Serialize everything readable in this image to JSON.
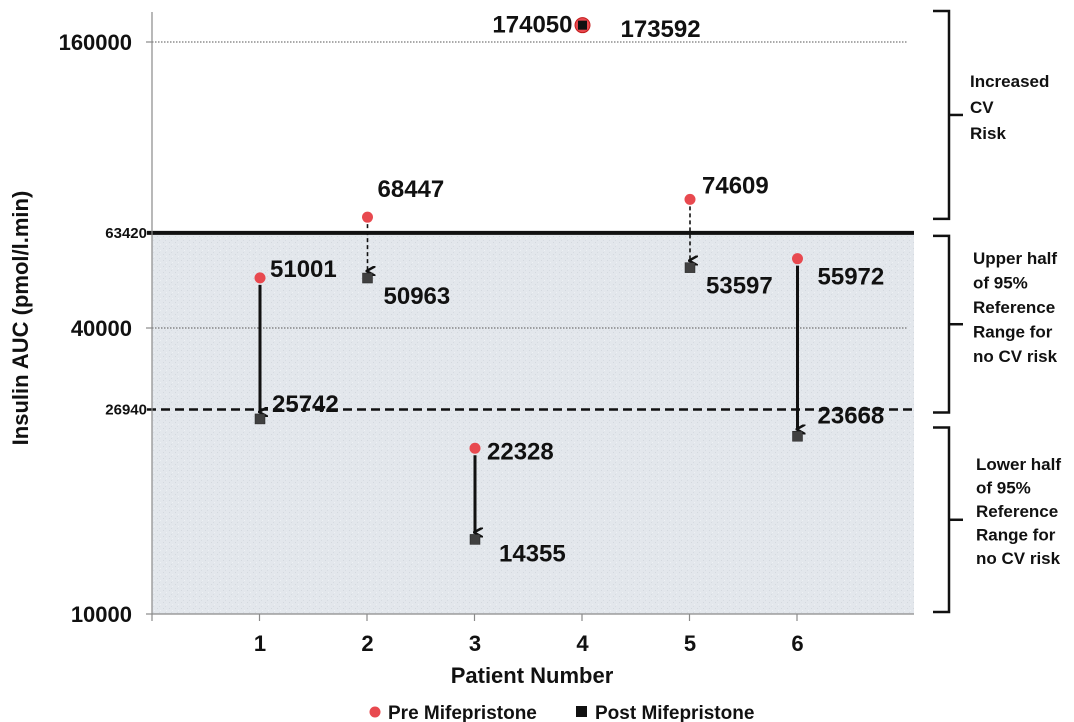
{
  "chart_data": {
    "type": "scatter",
    "xlabel": "Patient Number",
    "ylabel": "Insulin AUC (pmol/l.min)",
    "x_categories": [
      "1",
      "2",
      "3",
      "4",
      "5",
      "6"
    ],
    "y_ticks": [
      {
        "value": 10000,
        "label": "10000"
      },
      {
        "value": 40000,
        "label": "40000"
      },
      {
        "value": 160000,
        "label": "160000"
      }
    ],
    "reference_lines": [
      {
        "value": 63420,
        "label": "63420",
        "style": "solid"
      },
      {
        "value": 26940,
        "label": "26940",
        "style": "dashed"
      }
    ],
    "series": [
      {
        "name": "Pre Mifepristone",
        "color": "#e8494f",
        "marker": "circle",
        "points": [
          {
            "x": 1,
            "y": 51001,
            "label": "51001"
          },
          {
            "x": 2,
            "y": 68447,
            "label": "68447"
          },
          {
            "x": 3,
            "y": 22328,
            "label": "22328"
          },
          {
            "x": 4,
            "y": 174050,
            "label": "174050"
          },
          {
            "x": 5,
            "y": 74609,
            "label": "74609"
          },
          {
            "x": 6,
            "y": 55972,
            "label": "55972"
          }
        ]
      },
      {
        "name": "Post Mifepristone",
        "color": "#404040",
        "marker": "square",
        "points": [
          {
            "x": 1,
            "y": 25742,
            "label": "25742"
          },
          {
            "x": 2,
            "y": 50963,
            "label": "50963"
          },
          {
            "x": 3,
            "y": 14355,
            "label": "14355"
          },
          {
            "x": 4,
            "y": 173592,
            "label": "173592"
          },
          {
            "x": 5,
            "y": 53597,
            "label": "53597"
          },
          {
            "x": 6,
            "y": 23668,
            "label": "23668"
          }
        ]
      }
    ],
    "arrows": [
      {
        "x": 1,
        "style": "solid"
      },
      {
        "x": 2,
        "style": "dashed"
      },
      {
        "x": 3,
        "style": "solid"
      },
      {
        "x": 5,
        "style": "dashed"
      },
      {
        "x": 6,
        "style": "solid"
      }
    ],
    "bands": [
      {
        "lines": [
          "Increased",
          "CV",
          "Risk"
        ]
      },
      {
        "lines": [
          "Upper half",
          "of 95%",
          "Reference",
          "Range for",
          "no CV risk"
        ]
      },
      {
        "lines": [
          "Lower half",
          "of 95%",
          "Reference",
          "Range for",
          "no CV risk"
        ]
      }
    ],
    "legend": {
      "position": "bottom"
    },
    "scale": "log",
    "grid": false
  }
}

* * *

**Required task**
Without including the pictures, return each record above exactly as it stands.

**Written answer**
Serialize everything readable in this image to JSON.
{
  "chart_data": {
    "type": "scatter",
    "xlabel": "Patient Number",
    "ylabel": "Insulin AUC (pmol/l.min)",
    "x_categories": [
      "1",
      "2",
      "3",
      "4",
      "5",
      "6"
    ],
    "y_ticks": [
      {
        "value": 10000,
        "label": "10000"
      },
      {
        "value": 40000,
        "label": "40000"
      },
      {
        "value": 160000,
        "label": "160000"
      }
    ],
    "reference_lines": [
      {
        "value": 63420,
        "label": "63420",
        "style": "solid"
      },
      {
        "value": 26940,
        "label": "26940",
        "style": "dashed"
      }
    ],
    "series": [
      {
        "name": "Pre Mifepristone",
        "color": "#e8494f",
        "marker": "circle",
        "points": [
          {
            "x": 1,
            "y": 51001,
            "label": "51001"
          },
          {
            "x": 2,
            "y": 68447,
            "label": "68447"
          },
          {
            "x": 3,
            "y": 22328,
            "label": "22328"
          },
          {
            "x": 4,
            "y": 174050,
            "label": "174050"
          },
          {
            "x": 5,
            "y": 74609,
            "label": "74609"
          },
          {
            "x": 6,
            "y": 55972,
            "label": "55972"
          }
        ]
      },
      {
        "name": "Post Mifepristone",
        "color": "#404040",
        "marker": "square",
        "points": [
          {
            "x": 1,
            "y": 25742,
            "label": "25742"
          },
          {
            "x": 2,
            "y": 50963,
            "label": "50963"
          },
          {
            "x": 3,
            "y": 14355,
            "label": "14355"
          },
          {
            "x": 4,
            "y": 173592,
            "label": "173592"
          },
          {
            "x": 5,
            "y": 53597,
            "label": "53597"
          },
          {
            "x": 6,
            "y": 23668,
            "label": "23668"
          }
        ]
      }
    ],
    "arrows": [
      {
        "x": 1,
        "style": "solid"
      },
      {
        "x": 2,
        "style": "dashed"
      },
      {
        "x": 3,
        "style": "solid"
      },
      {
        "x": 5,
        "style": "dashed"
      },
      {
        "x": 6,
        "style": "solid"
      }
    ],
    "bands": [
      {
        "lines": [
          "Increased",
          "CV",
          "Risk"
        ]
      },
      {
        "lines": [
          "Upper half",
          "of 95%",
          "Reference",
          "Range for",
          "no CV risk"
        ]
      },
      {
        "lines": [
          "Lower half",
          "of 95%",
          "Reference",
          "Range for",
          "no CV risk"
        ]
      }
    ],
    "legend": {
      "position": "bottom"
    },
    "scale": "log",
    "grid": false
  }
}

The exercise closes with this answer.